---- GIVEN ENTRIES
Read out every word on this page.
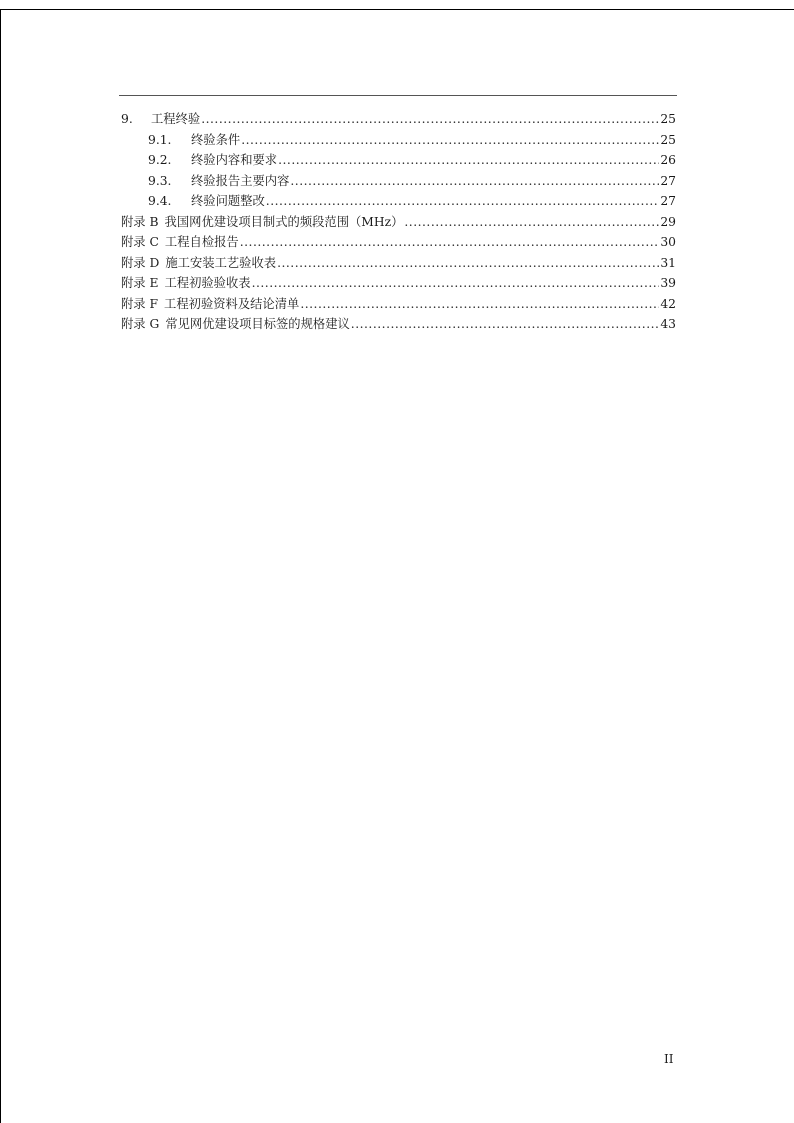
9.	工程终验 .....	25
9.1.	终验条件 .....	25
9.2.	终验内容和要求 .....	26
9.3.	终验报告主要内容 .....	27
9.4.	终验问题整改 .....	27
附录 B 我国网优建设项目制式的频段范围（MHz） .....	29
附录 C 工程自检报告 .....	30
附录 D 施工安装工艺验收表 .....	31
附录 E 工程初验验收表 .....	39
附录 F 工程初验资料及结论清单 .....	42
附录 G 常见网优建设项目标签的规格建议 .....	43
II
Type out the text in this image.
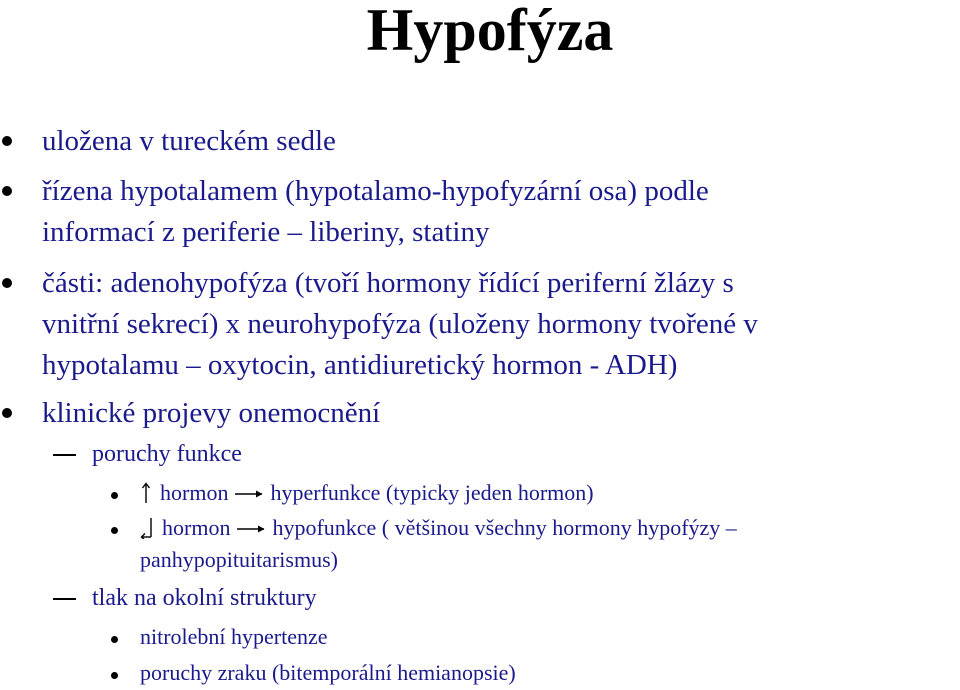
Hypofýza
uložena v tureckém sedle
řízena hypotalamem (hypotalamo-hypofyzární osa) podle
informací z periferie – liberiny, statiny
části: adenohypofýza (tvoří hormony řídící periferní žlázy s
vnitřní sekrecí) x neurohypofýza (uloženy hormony tvořené v
hypotalamu – oxytocin, antidiuretický hormon - ADH)
klinické projevy onemocnění
poruchy funkce
hormon hyperfunkce (typicky jeden hormon)
hormon hypofunkce ( většinou všechny hormony hypofýzy –
panhypopituitarismus)
tlak na okolní struktury
nitrolební hypertenze
poruchy zraku (bitemporální hemianopsie)
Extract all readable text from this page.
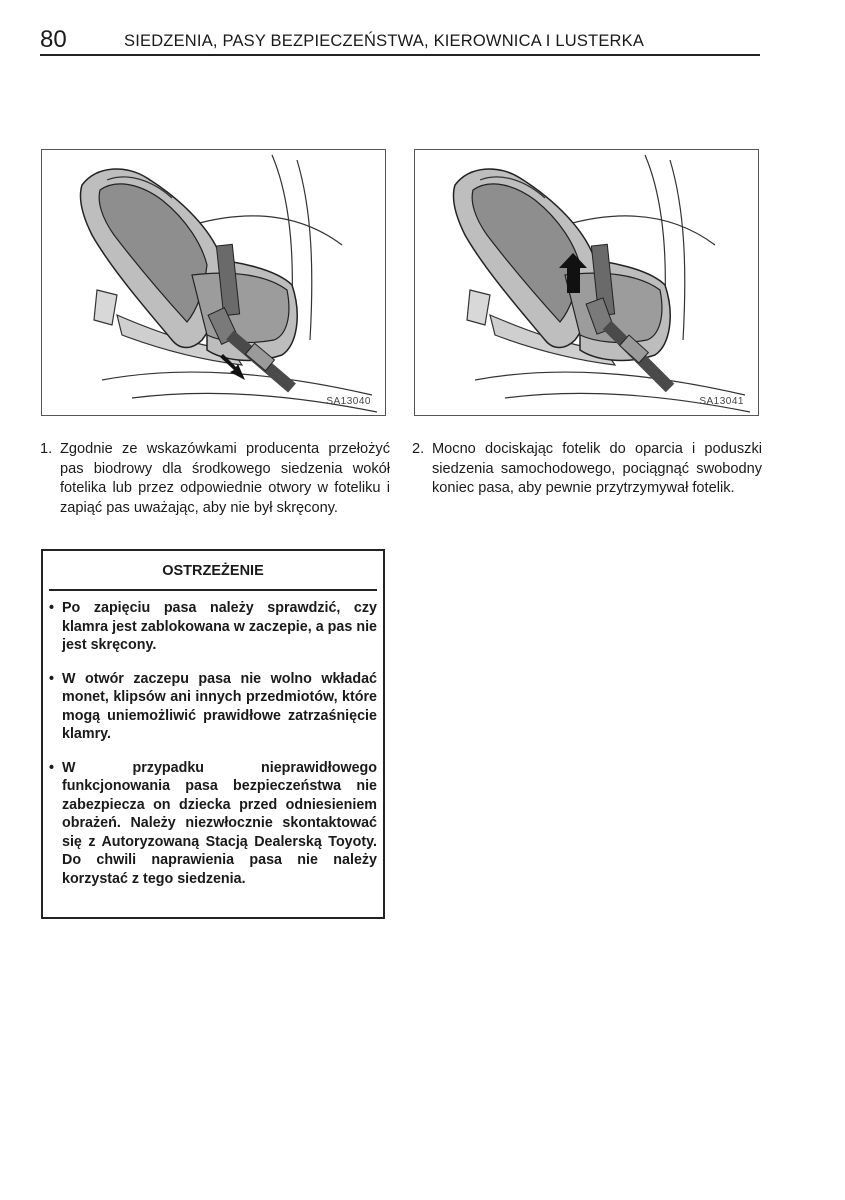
80	SIEDZENIA, PASY BEZPIECZEŃSTWA, KIEROWNICA I LUSTERKA
SA13040	SA13041
1. Zgodnie ze wskazówkami producenta przełożyć pas biodrowy dla środkowego siedzenia wokół fotelika lub przez odpowiednie otwory w foteliku i zapiąć pas uważając, aby nie był skręcony.
2. Mocno dociskając fotelik do oparcia i poduszki siedzenia samochodowego, pociągnąć swobodny koniec pasa, aby pewnie przytrzymywał fotelik.
OSTRZEŻENIE
• Po zapięciu pasa należy sprawdzić, czy klamra jest zablokowana w zaczepie, a pas nie jest skręcony.
• W otwór zaczepu pasa nie wolno wkładać monet, klipsów ani innych przedmiotów, które mogą uniemożliwić prawidłowe zatrzaśnięcie klamry.
• W przypadku nieprawidłowego funkcjonowania pasa bezpieczeństwa nie zabezpiecza on dziecka przed odniesieniem obrażeń. Należy niezwłocznie skontaktować się z Autoryzowaną Stacją Dealerską Toyoty. Do chwili naprawienia pasa nie należy korzystać z tego siedzenia.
--------
**WORK TO DO:** Retype exactly, please, the span from the line holding "Type out the text in this image." through the closing line of the data, both ends included, without the pictures.

**TASK RESPONSE:**
Type out the text in this image.
Hypofýza
uložena v tureckém sedle
řízena hypotalamem (hypotalamo-hypofyzární osa) podle
informací z periferie – liberiny, statiny
části: adenohypofýza (tvoří hormony řídící periferní žlázy s
vnitřní sekrecí) x neurohypofýza (uloženy hormony tvořené v
hypotalamu – oxytocin, antidiuretický hormon - ADH)
klinické projevy onemocnění
poruchy funkce
hormon hyperfunkce (typicky jeden hormon)
hormon hypofunkce ( většinou všechny hormony hypofýzy –
panhypopituitarismus)
tlak na okolní struktury
nitrolební hypertenze
poruchy zraku (bitemporální hemianopsie)
Extract all readable text from this page.
80	SIEDZENIA, PASY BEZPIECZEŃSTWA, KIEROWNICA I LUSTERKA
SA13040	SA13041
1. Zgodnie ze wskazówkami producenta przełożyć pas biodrowy dla środkowego siedzenia wokół fotelika lub przez odpowiednie otwory w foteliku i zapiąć pas uważając, aby nie był skręcony.
2. Mocno dociskając fotelik do oparcia i poduszki siedzenia samochodowego, pociągnąć swobodny koniec pasa, aby pewnie przytrzymywał fotelik.
OSTRZEŻENIE
• Po zapięciu pasa należy sprawdzić, czy klamra jest zablokowana w zaczepie, a pas nie jest skręcony.
• W otwór zaczepu pasa nie wolno wkładać monet, klipsów ani innych przedmiotów, które mogą uniemożliwić prawidłowe zatrzaśnięcie klamry.
• W przypadku nieprawidłowego funkcjonowania pasa bezpieczeństwa nie zabezpiecza on dziecka przed odniesieniem obrażeń. Należy niezwłocznie skontaktować się z Autoryzowaną Stacją Dealerską Toyoty. Do chwili naprawienia pasa nie należy korzystać z tego siedzenia.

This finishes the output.